WRITTEN PROBLEM. Will you give the material below again, every line exactly as it is?

────────────────────────────────────────

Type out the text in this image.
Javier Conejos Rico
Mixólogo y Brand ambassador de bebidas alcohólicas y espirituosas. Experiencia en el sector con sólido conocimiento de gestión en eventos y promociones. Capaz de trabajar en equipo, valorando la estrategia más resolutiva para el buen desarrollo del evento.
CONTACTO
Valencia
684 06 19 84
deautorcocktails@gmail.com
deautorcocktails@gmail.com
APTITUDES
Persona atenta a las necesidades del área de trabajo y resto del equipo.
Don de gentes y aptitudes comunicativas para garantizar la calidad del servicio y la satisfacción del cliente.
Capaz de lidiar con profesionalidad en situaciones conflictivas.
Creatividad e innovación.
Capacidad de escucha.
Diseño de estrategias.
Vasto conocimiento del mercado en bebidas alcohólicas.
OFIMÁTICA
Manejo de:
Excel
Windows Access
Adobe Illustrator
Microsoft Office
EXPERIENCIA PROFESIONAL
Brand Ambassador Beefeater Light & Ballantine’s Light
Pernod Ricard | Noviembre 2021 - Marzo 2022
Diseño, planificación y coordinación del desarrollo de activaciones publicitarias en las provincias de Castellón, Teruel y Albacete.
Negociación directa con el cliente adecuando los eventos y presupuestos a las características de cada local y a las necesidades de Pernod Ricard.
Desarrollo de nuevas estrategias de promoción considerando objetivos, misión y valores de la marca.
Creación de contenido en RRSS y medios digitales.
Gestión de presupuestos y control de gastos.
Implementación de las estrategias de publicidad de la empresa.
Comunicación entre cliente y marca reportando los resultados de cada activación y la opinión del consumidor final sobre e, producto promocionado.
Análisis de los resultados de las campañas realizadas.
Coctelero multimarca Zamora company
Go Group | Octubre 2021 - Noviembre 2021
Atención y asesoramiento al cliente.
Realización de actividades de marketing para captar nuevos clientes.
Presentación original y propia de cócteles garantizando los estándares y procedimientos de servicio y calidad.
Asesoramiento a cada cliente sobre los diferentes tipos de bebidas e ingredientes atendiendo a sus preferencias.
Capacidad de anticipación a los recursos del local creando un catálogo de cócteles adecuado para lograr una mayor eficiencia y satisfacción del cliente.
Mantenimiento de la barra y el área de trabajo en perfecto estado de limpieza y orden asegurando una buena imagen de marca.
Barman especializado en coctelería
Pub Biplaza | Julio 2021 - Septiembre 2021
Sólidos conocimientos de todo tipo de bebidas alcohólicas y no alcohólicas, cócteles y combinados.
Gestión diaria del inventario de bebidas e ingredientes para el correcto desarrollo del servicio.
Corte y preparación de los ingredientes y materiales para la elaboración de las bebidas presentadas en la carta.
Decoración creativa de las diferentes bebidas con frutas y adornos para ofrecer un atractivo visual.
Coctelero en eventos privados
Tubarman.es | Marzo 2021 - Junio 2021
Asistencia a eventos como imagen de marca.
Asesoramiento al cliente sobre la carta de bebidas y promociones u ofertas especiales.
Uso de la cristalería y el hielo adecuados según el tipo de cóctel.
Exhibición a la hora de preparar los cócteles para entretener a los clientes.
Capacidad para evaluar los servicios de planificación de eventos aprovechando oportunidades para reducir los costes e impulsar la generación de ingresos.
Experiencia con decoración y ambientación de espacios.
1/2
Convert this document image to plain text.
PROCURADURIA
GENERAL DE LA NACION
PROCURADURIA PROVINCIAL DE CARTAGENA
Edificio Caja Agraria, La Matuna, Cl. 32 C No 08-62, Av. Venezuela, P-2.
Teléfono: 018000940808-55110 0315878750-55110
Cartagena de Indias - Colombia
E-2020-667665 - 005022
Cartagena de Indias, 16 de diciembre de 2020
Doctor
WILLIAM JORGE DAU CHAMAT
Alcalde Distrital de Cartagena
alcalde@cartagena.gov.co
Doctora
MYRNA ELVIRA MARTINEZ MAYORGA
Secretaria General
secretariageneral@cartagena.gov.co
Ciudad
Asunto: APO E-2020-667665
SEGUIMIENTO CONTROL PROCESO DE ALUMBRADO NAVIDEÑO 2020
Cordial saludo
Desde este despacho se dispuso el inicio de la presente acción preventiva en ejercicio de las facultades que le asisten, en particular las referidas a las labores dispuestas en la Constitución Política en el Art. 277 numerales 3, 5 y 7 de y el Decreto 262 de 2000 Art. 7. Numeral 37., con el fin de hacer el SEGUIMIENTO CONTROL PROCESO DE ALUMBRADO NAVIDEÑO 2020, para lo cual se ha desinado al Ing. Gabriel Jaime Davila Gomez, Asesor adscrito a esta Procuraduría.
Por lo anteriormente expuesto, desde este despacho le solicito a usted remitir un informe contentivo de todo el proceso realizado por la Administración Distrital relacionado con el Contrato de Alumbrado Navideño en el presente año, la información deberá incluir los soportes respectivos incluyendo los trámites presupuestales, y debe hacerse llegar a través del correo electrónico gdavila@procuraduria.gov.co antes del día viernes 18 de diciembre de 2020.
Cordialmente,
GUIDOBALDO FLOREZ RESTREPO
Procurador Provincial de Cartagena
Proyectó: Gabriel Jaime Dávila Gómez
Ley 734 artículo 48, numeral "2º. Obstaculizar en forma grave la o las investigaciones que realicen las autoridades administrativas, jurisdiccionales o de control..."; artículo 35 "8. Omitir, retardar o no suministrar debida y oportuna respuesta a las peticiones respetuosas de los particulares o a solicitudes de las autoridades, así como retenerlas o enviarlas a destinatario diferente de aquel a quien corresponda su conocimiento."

────────────────────────────────────────

ANSWER FOR THE TASK.
Type out the text in this image.
Javier Conejos Rico
Mixólogo y Brand ambassador de bebidas alcohólicas y espirituosas. Experiencia en el sector con sólido conocimiento de gestión en eventos y promociones. Capaz de trabajar en equipo, valorando la estrategia más resolutiva para el buen desarrollo del evento.
CONTACTO
Valencia
684 06 19 84
deautorcocktails@gmail.com
deautorcocktails@gmail.com
APTITUDES
Persona atenta a las necesidades del área de trabajo y resto del equipo.
Don de gentes y aptitudes comunicativas para garantizar la calidad del servicio y la satisfacción del cliente.
Capaz de lidiar con profesionalidad en situaciones conflictivas.
Creatividad e innovación.
Capacidad de escucha.
Diseño de estrategias.
Vasto conocimiento del mercado en bebidas alcohólicas.
OFIMÁTICA
Manejo de:
Excel
Windows Access
Adobe Illustrator
Microsoft Office
EXPERIENCIA PROFESIONAL
Brand Ambassador Beefeater Light & Ballantine’s Light
Pernod Ricard | Noviembre 2021 - Marzo 2022
Diseño, planificación y coordinación del desarrollo de activaciones publicitarias en las provincias de Castellón, Teruel y Albacete.
Negociación directa con el cliente adecuando los eventos y presupuestos a las características de cada local y a las necesidades de Pernod Ricard.
Desarrollo de nuevas estrategias de promoción considerando objetivos, misión y valores de la marca.
Creación de contenido en RRSS y medios digitales.
Gestión de presupuestos y control de gastos.
Implementación de las estrategias de publicidad de la empresa.
Comunicación entre cliente y marca reportando los resultados de cada activación y la opinión del consumidor final sobre e, producto promocionado.
Análisis de los resultados de las campañas realizadas.
Coctelero multimarca Zamora company
Go Group | Octubre 2021 - Noviembre 2021
Atención y asesoramiento al cliente.
Realización de actividades de marketing para captar nuevos clientes.
Presentación original y propia de cócteles garantizando los estándares y procedimientos de servicio y calidad.
Asesoramiento a cada cliente sobre los diferentes tipos de bebidas e ingredientes atendiendo a sus preferencias.
Capacidad de anticipación a los recursos del local creando un catálogo de cócteles adecuado para lograr una mayor eficiencia y satisfacción del cliente.
Mantenimiento de la barra y el área de trabajo en perfecto estado de limpieza y orden asegurando una buena imagen de marca.
Barman especializado en coctelería
Pub Biplaza | Julio 2021 - Septiembre 2021
Sólidos conocimientos de todo tipo de bebidas alcohólicas y no alcohólicas, cócteles y combinados.
Gestión diaria del inventario de bebidas e ingredientes para el correcto desarrollo del servicio.
Corte y preparación de los ingredientes y materiales para la elaboración de las bebidas presentadas en la carta.
Decoración creativa de las diferentes bebidas con frutas y adornos para ofrecer un atractivo visual.
Coctelero en eventos privados
Tubarman.es | Marzo 2021 - Junio 2021
Asistencia a eventos como imagen de marca.
Asesoramiento al cliente sobre la carta de bebidas y promociones u ofertas especiales.
Uso de la cristalería y el hielo adecuados según el tipo de cóctel.
Exhibición a la hora de preparar los cócteles para entretener a los clientes.
Capacidad para evaluar los servicios de planificación de eventos aprovechando oportunidades para reducir los costes e impulsar la generación de ingresos.
Experiencia con decoración y ambientación de espacios.
1/2
Convert this document image to plain text.
PROCURADURIA
GENERAL DE LA NACION
PROCURADURIA PROVINCIAL DE CARTAGENA
Edificio Caja Agraria, La Matuna, Cl. 32 C No 08-62, Av. Venezuela, P-2.
Teléfono: 018000940808-55110 0315878750-55110
Cartagena de Indias - Colombia
E-2020-667665 - 005022
Cartagena de Indias, 16 de diciembre de 2020
Doctor
WILLIAM JORGE DAU CHAMAT
Alcalde Distrital de Cartagena
alcalde@cartagena.gov.co
Doctora
MYRNA ELVIRA MARTINEZ MAYORGA
Secretaria General
secretariageneral@cartagena.gov.co
Ciudad
Asunto: APO E-2020-667665
SEGUIMIENTO CONTROL PROCESO DE ALUMBRADO NAVIDEÑO 2020
Cordial saludo
Desde este despacho se dispuso el inicio de la presente acción preventiva en ejercicio de las facultades que le asisten, en particular las referidas a las labores dispuestas en la Constitución Política en el Art. 277 numerales 3, 5 y 7 de y el Decreto 262 de 2000 Art. 7. Numeral 37., con el fin de hacer el SEGUIMIENTO CONTROL PROCESO DE ALUMBRADO NAVIDEÑO 2020, para lo cual se ha desinado al Ing. Gabriel Jaime Davila Gomez, Asesor adscrito a esta Procuraduría.
Por lo anteriormente expuesto, desde este despacho le solicito a usted remitir un informe contentivo de todo el proceso realizado por la Administración Distrital relacionado con el Contrato de Alumbrado Navideño en el presente año, la información deberá incluir los soportes respectivos incluyendo los trámites presupuestales, y debe hacerse llegar a través del correo electrónico gdavila@procuraduria.gov.co antes del día viernes 18 de diciembre de 2020.
Cordialmente,
GUIDOBALDO FLOREZ RESTREPO
Procurador Provincial de Cartagena
Proyectó: Gabriel Jaime Dávila Gómez
Ley 734 artículo 48, numeral "2º. Obstaculizar en forma grave la o las investigaciones que realicen las autoridades administrativas, jurisdiccionales o de control..."; artículo 35 "8. Omitir, retardar o no suministrar debida y oportuna respuesta a las peticiones respetuosas de los particulares o a solicitudes de las autoridades, así como retenerlas o enviarlas a destinatario diferente de aquel a quien corresponda su conocimiento."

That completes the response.